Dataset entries
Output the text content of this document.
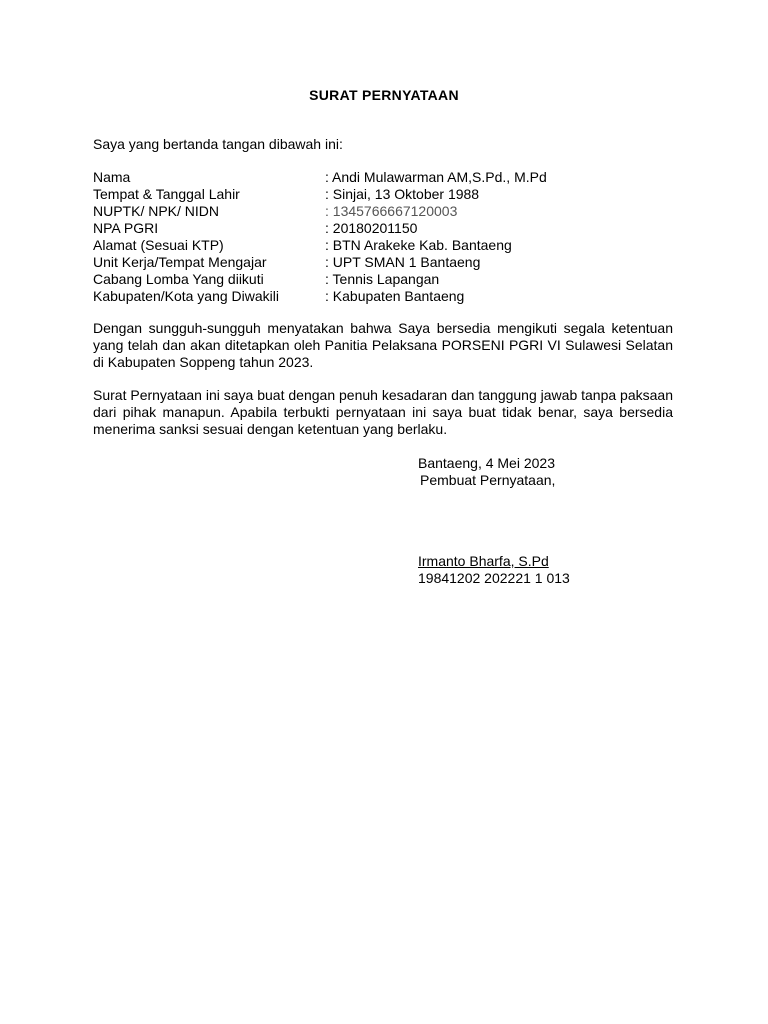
SURAT PERNYATAAN
Saya yang bertanda tangan dibawah ini:
Nama	: Andi Mulawarman AM,S.Pd., M.Pd
Tempat & Tanggal Lahir	: Sinjai, 13 Oktober 1988
NUPTK/ NPK/ NIDN	: 1345766667120003
NPA PGRI	: 20180201150
Alamat (Sesuai KTP)	: BTN Arakeke Kab. Bantaeng
Unit Kerja/Tempat Mengajar	: UPT SMAN 1 Bantaeng
Cabang Lomba Yang diikuti	: Tennis Lapangan
Kabupaten/Kota yang Diwakili	: Kabupaten Bantaeng
Dengan sungguh-sungguh menyatakan bahwa Saya bersedia mengikuti segala ketentuan yang telah dan akan ditetapkan oleh Panitia Pelaksana PORSENI PGRI VI Sulawesi Selatan di Kabupaten Soppeng tahun 2023.
Surat Pernyataan ini saya buat dengan penuh kesadaran dan tanggung jawab tanpa paksaan dari pihak manapun. Apabila terbukti pernyataan ini saya buat tidak benar, saya bersedia menerima sanksi sesuai dengan ketentuan yang berlaku.
Bantaeng, 4 Mei 2023
Pembuat Pernyataan,
Irmanto Bharfa, S.Pd
19841202 202221 1 013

[TASK GOAL]:
Extract the entries in full, exactly as they are, minus the pictures.

[TASK OUTPUT]:
Output the text content of this document.
SURAT PERNYATAAN
Saya yang bertanda tangan dibawah ini:
Nama	: Andi Mulawarman AM,S.Pd., M.Pd
Tempat & Tanggal Lahir	: Sinjai, 13 Oktober 1988
NUPTK/ NPK/ NIDN	: 1345766667120003
NPA PGRI	: 20180201150
Alamat (Sesuai KTP)	: BTN Arakeke Kab. Bantaeng
Unit Kerja/Tempat Mengajar	: UPT SMAN 1 Bantaeng
Cabang Lomba Yang diikuti	: Tennis Lapangan
Kabupaten/Kota yang Diwakili	: Kabupaten Bantaeng
Dengan sungguh-sungguh menyatakan bahwa Saya bersedia mengikuti segala ketentuan yang telah dan akan ditetapkan oleh Panitia Pelaksana PORSENI PGRI VI Sulawesi Selatan di Kabupaten Soppeng tahun 2023.
Surat Pernyataan ini saya buat dengan penuh kesadaran dan tanggung jawab tanpa paksaan dari pihak manapun. Apabila terbukti pernyataan ini saya buat tidak benar, saya bersedia menerima sanksi sesuai dengan ketentuan yang berlaku.
Bantaeng, 4 Mei 2023
Pembuat Pernyataan,
Irmanto Bharfa, S.Pd
19841202 202221 1 013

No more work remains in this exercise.